DIRECTION:
Write out the material exactly, without any of its pictures.
■ ■ ■ ■ ■ ■ ■
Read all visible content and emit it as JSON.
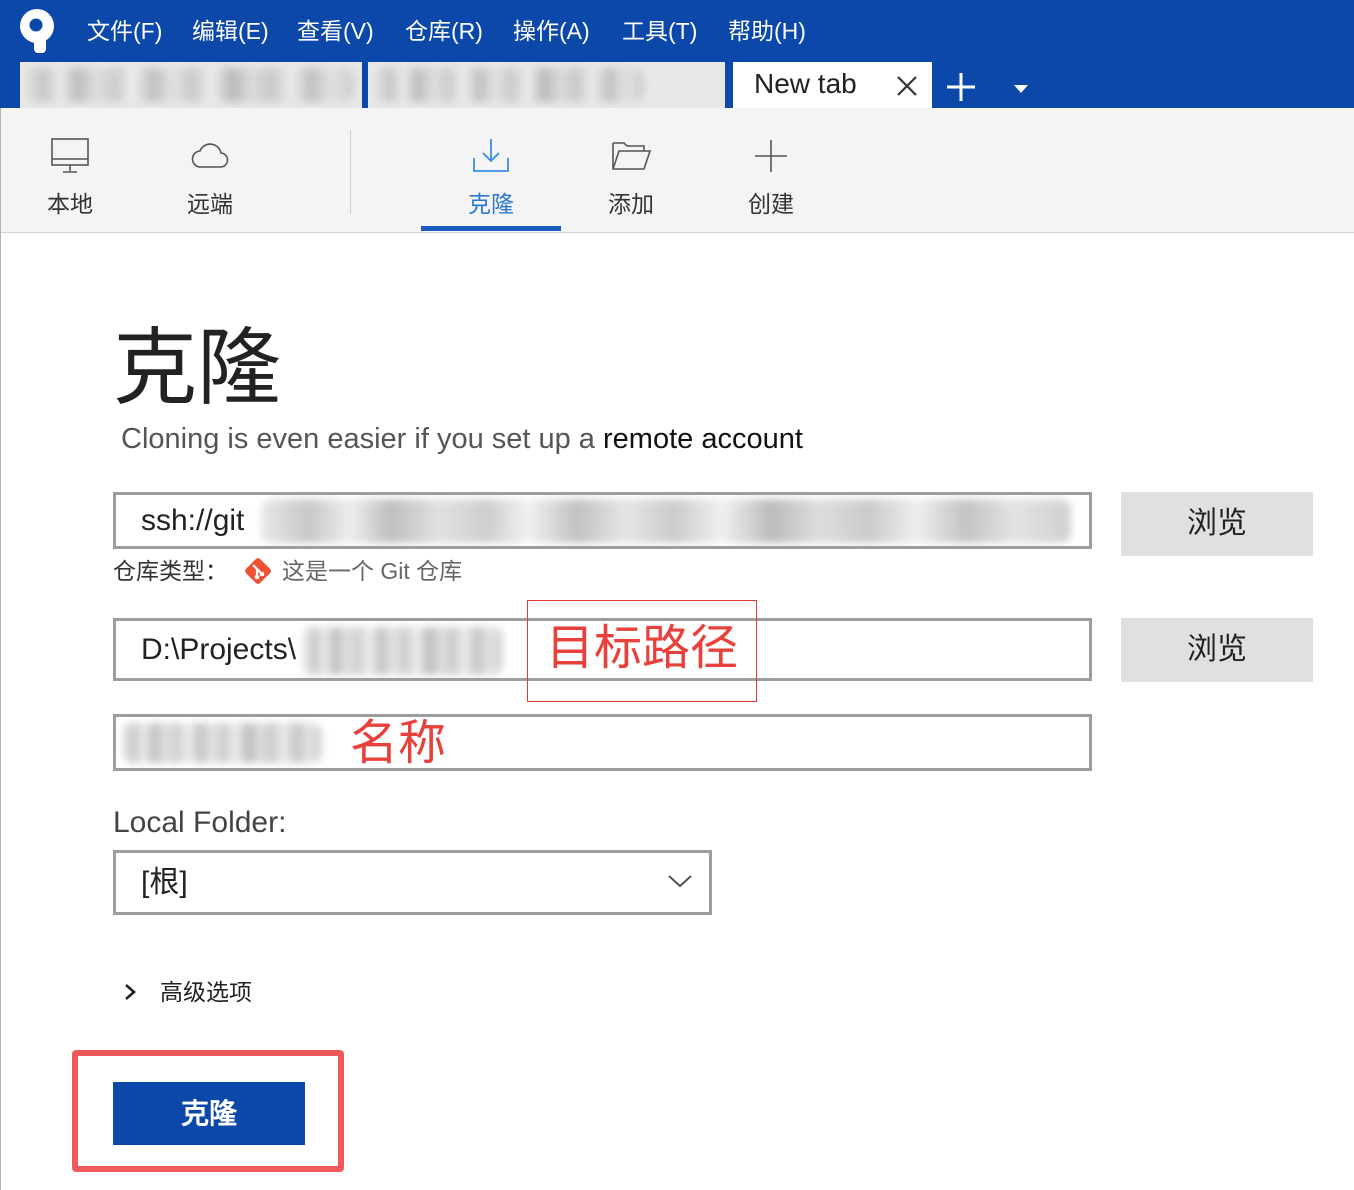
{
  "menu": {
    "items": [
      "文件(F)",
      "编辑(E)",
      "查看(V)",
      "仓库(R)",
      "操作(A)",
      "工具(T)",
      "帮助(H)"
    ]
  },
  "tabs": {
    "active_label": "New tab"
  },
  "toolbar": {
    "items": [
      {
        "label": "本地",
        "icon": "monitor-icon"
      },
      {
        "label": "远端",
        "icon": "cloud-icon"
      },
      {
        "label": "克隆",
        "icon": "download-icon",
        "selected": true
      },
      {
        "label": "添加",
        "icon": "folder-open-icon"
      },
      {
        "label": "创建",
        "icon": "plus-icon"
      }
    ]
  },
  "clone": {
    "title": "克隆",
    "subtitle_prefix": "Cloning is even easier if you set up a ",
    "subtitle_link": "remote account",
    "source_url": "ssh://git",
    "browse_label": "浏览",
    "repo_type_label": "仓库类型：",
    "repo_type_value": "这是一个 Git 仓库",
    "destination_path": "D:\\Projects\\",
    "local_folder_label": "Local Folder:",
    "local_folder_value": "[根]",
    "advanced_label": "高级选项",
    "clone_button": "克隆"
  },
  "annotations": {
    "destination_path": "目标路径",
    "name": "名称"
  },
  "colors": {
    "accent": "#0b48a9",
    "selected_tab_text": "#2a78d2",
    "annotation_red": "#e8403a",
    "git_orange": "#f05133"
  }
}
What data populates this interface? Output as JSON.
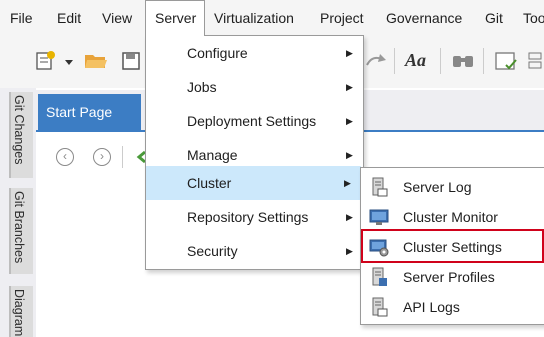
{
  "menubar": {
    "items": [
      {
        "label": "File"
      },
      {
        "label": "Edit"
      },
      {
        "label": "View"
      },
      {
        "label": "Server"
      },
      {
        "label": "Virtualization"
      },
      {
        "label": "Project"
      },
      {
        "label": "Governance"
      },
      {
        "label": "Git"
      },
      {
        "label": "Too"
      }
    ]
  },
  "toolbar": {
    "font_button_label": "Aa"
  },
  "left_rail": {
    "tabs": [
      "Git Changes",
      "Git Branches",
      "Diagram"
    ]
  },
  "document": {
    "start_tab_label": "Start Page"
  },
  "server_menu": {
    "items": [
      {
        "label": "Configure",
        "has_submenu": true
      },
      {
        "label": "Jobs",
        "has_submenu": true
      },
      {
        "label": "Deployment Settings",
        "has_submenu": true
      },
      {
        "label": "Manage",
        "has_submenu": true
      },
      {
        "label": "Cluster",
        "has_submenu": true,
        "highlighted": true
      },
      {
        "label": "Repository Settings",
        "has_submenu": true
      },
      {
        "label": "Security",
        "has_submenu": true
      }
    ]
  },
  "cluster_submenu": {
    "items": [
      {
        "label": "Server Log",
        "icon": "server-log-icon"
      },
      {
        "label": "Cluster Monitor",
        "icon": "cluster-monitor-icon"
      },
      {
        "label": "Cluster Settings",
        "icon": "cluster-settings-icon",
        "selected": true
      },
      {
        "label": "Server Profiles",
        "icon": "server-profiles-icon"
      },
      {
        "label": "API Logs",
        "icon": "api-logs-icon"
      }
    ]
  },
  "colors": {
    "accent": "#3c7dc4",
    "highlight": "#cce8fb",
    "selection_outline": "#d0021b"
  }
}
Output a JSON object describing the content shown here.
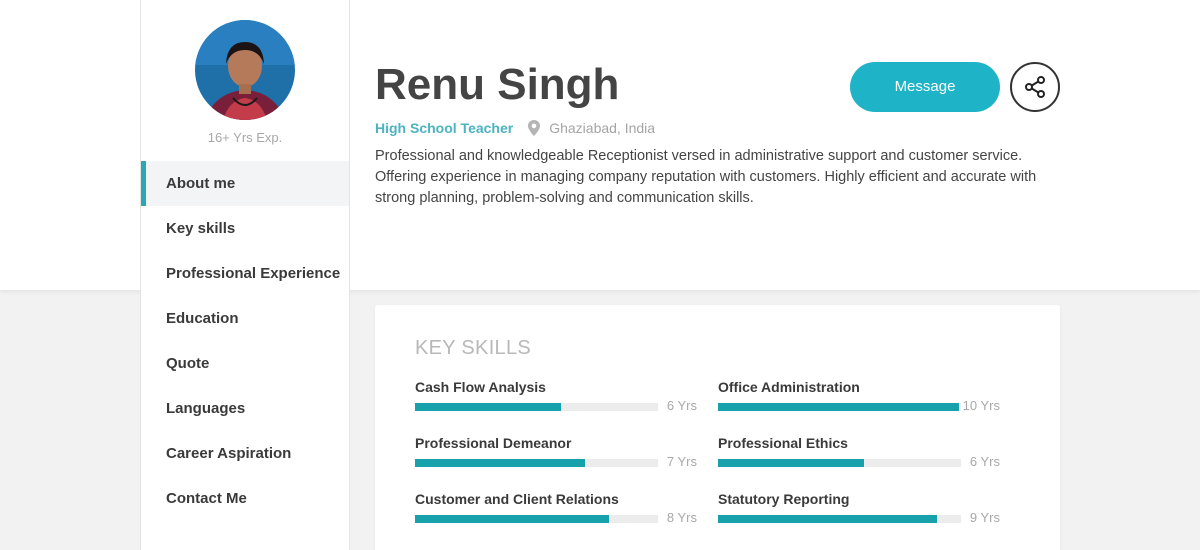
{
  "profile": {
    "name": "Renu Singh",
    "role": "High School Teacher",
    "location": "Ghaziabad, India",
    "experience": "16+ Yrs Exp.",
    "bio": "Professional and knowledgeable Receptionist versed in administrative support and customer service. Offering experience in managing company reputation with customers. Highly efficient and accurate with strong planning, problem-solving and communication skills."
  },
  "actions": {
    "message_label": "Message",
    "share_icon": "share-icon"
  },
  "nav": {
    "items": [
      {
        "label": "About me",
        "active": true
      },
      {
        "label": "Key skills",
        "active": false
      },
      {
        "label": "Professional Experience",
        "active": false
      },
      {
        "label": "Education",
        "active": false
      },
      {
        "label": "Quote",
        "active": false
      },
      {
        "label": "Languages",
        "active": false
      },
      {
        "label": "Career Aspiration",
        "active": false
      },
      {
        "label": "Contact Me",
        "active": false
      }
    ]
  },
  "key_skills": {
    "title": "KEY SKILLS",
    "skills": [
      {
        "name": "Cash Flow Analysis",
        "years": "6 Yrs",
        "level": 0.6
      },
      {
        "name": "Office Administration",
        "years": "10 Yrs",
        "level": 0.99
      },
      {
        "name": "Professional Demeanor",
        "years": "7 Yrs",
        "level": 0.7
      },
      {
        "name": "Professional Ethics",
        "years": "6 Yrs",
        "level": 0.6
      },
      {
        "name": "Customer and Client Relations",
        "years": "8 Yrs",
        "level": 0.8
      },
      {
        "name": "Statutory Reporting",
        "years": "9 Yrs",
        "level": 0.9
      }
    ]
  },
  "colors": {
    "accent": "#1fb3c8",
    "bar_fill": "#17a1ad",
    "role_text": "#4cb3c0"
  }
}
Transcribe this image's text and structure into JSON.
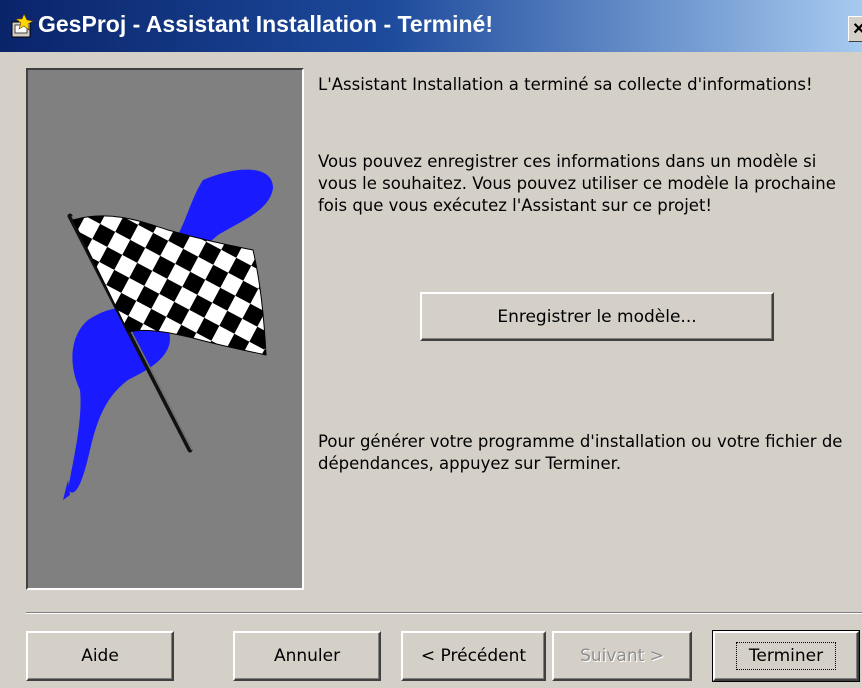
■ ■ ■ ■ ■ ■ ■
ANSWER TO THE PROBLEM:
Read all visible content and emit it as JSON.
{
  "menu": {
    "items": [
      "文件(F)",
      "编辑(E)",
      "查看(V)",
      "仓库(R)",
      "操作(A)",
      "工具(T)",
      "帮助(H)"
    ]
  },
  "tabs": {
    "active_label": "New tab"
  },
  "toolbar": {
    "items": [
      {
        "label": "本地",
        "icon": "monitor-icon"
      },
      {
        "label": "远端",
        "icon": "cloud-icon"
      },
      {
        "label": "克隆",
        "icon": "download-icon",
        "selected": true
      },
      {
        "label": "添加",
        "icon": "folder-open-icon"
      },
      {
        "label": "创建",
        "icon": "plus-icon"
      }
    ]
  },
  "clone": {
    "title": "克隆",
    "subtitle_prefix": "Cloning is even easier if you set up a ",
    "subtitle_link": "remote account",
    "source_url": "ssh://git",
    "browse_label": "浏览",
    "repo_type_label": "仓库类型：",
    "repo_type_value": "这是一个 Git 仓库",
    "destination_path": "D:\\Projects\\",
    "local_folder_label": "Local Folder:",
    "local_folder_value": "[根]",
    "advanced_label": "高级选项",
    "clone_button": "克隆"
  },
  "annotations": {
    "destination_path": "目标路径",
    "name": "名称"
  },
  "colors": {
    "accent": "#0b48a9",
    "selected_tab_text": "#2a78d2",
    "annotation_red": "#e8403a",
    "git_orange": "#f05133"
  }
}
What data populates this interface? Output as JSON.
{
  "menubar": {
    "items": [
      {
        "label": "File"
      },
      {
        "label": "Edit"
      },
      {
        "label": "View"
      },
      {
        "label": "Server"
      },
      {
        "label": "Virtualization"
      },
      {
        "label": "Project"
      },
      {
        "label": "Governance"
      },
      {
        "label": "Git"
      },
      {
        "label": "Too"
      }
    ]
  },
  "toolbar": {
    "font_button_label": "Aa"
  },
  "left_rail": {
    "tabs": [
      "Git Changes",
      "Git Branches",
      "Diagram"
    ]
  },
  "document": {
    "start_tab_label": "Start Page"
  },
  "server_menu": {
    "items": [
      {
        "label": "Configure",
        "has_submenu": true
      },
      {
        "label": "Jobs",
        "has_submenu": true
      },
      {
        "label": "Deployment Settings",
        "has_submenu": true
      },
      {
        "label": "Manage",
        "has_submenu": true
      },
      {
        "label": "Cluster",
        "has_submenu": true,
        "highlighted": true
      },
      {
        "label": "Repository Settings",
        "has_submenu": true
      },
      {
        "label": "Security",
        "has_submenu": true
      }
    ]
  },
  "cluster_submenu": {
    "items": [
      {
        "label": "Server Log",
        "icon": "server-log-icon"
      },
      {
        "label": "Cluster Monitor",
        "icon": "cluster-monitor-icon"
      },
      {
        "label": "Cluster Settings",
        "icon": "cluster-settings-icon",
        "selected": true
      },
      {
        "label": "Server Profiles",
        "icon": "server-profiles-icon"
      },
      {
        "label": "API Logs",
        "icon": "api-logs-icon"
      }
    ]
  },
  "colors": {
    "accent": "#3c7dc4",
    "highlight": "#cce8fb",
    "selection_outline": "#d0021b"
  }
}
Output a JSON object describing the content shown here.
{
  "profile": {
    "name": "Renu Singh",
    "role": "High School Teacher",
    "location": "Ghaziabad, India",
    "experience": "16+ Yrs Exp.",
    "bio": "Professional and knowledgeable Receptionist versed in administrative support and customer service. Offering experience in managing company reputation with customers. Highly efficient and accurate with strong planning, problem-solving and communication skills."
  },
  "actions": {
    "message_label": "Message",
    "share_icon": "share-icon"
  },
  "nav": {
    "items": [
      {
        "label": "About me",
        "active": true
      },
      {
        "label": "Key skills",
        "active": false
      },
      {
        "label": "Professional Experience",
        "active": false
      },
      {
        "label": "Education",
        "active": false
      },
      {
        "label": "Quote",
        "active": false
      },
      {
        "label": "Languages",
        "active": false
      },
      {
        "label": "Career Aspiration",
        "active": false
      },
      {
        "label": "Contact Me",
        "active": false
      }
    ]
  },
  "key_skills": {
    "title": "KEY SKILLS",
    "skills": [
      {
        "name": "Cash Flow Analysis",
        "years": "6 Yrs",
        "level": 0.6
      },
      {
        "name": "Office Administration",
        "years": "10 Yrs",
        "level": 0.99
      },
      {
        "name": "Professional Demeanor",
        "years": "7 Yrs",
        "level": 0.7
      },
      {
        "name": "Professional Ethics",
        "years": "6 Yrs",
        "level": 0.6
      },
      {
        "name": "Customer and Client Relations",
        "years": "8 Yrs",
        "level": 0.8
      },
      {
        "name": "Statutory Reporting",
        "years": "9 Yrs",
        "level": 0.9
      }
    ]
  },
  "colors": {
    "accent": "#1fb3c8",
    "bar_fill": "#17a1ad",
    "role_text": "#4cb3c0"
  }
}
Transcribe this image's text and structure into JSON.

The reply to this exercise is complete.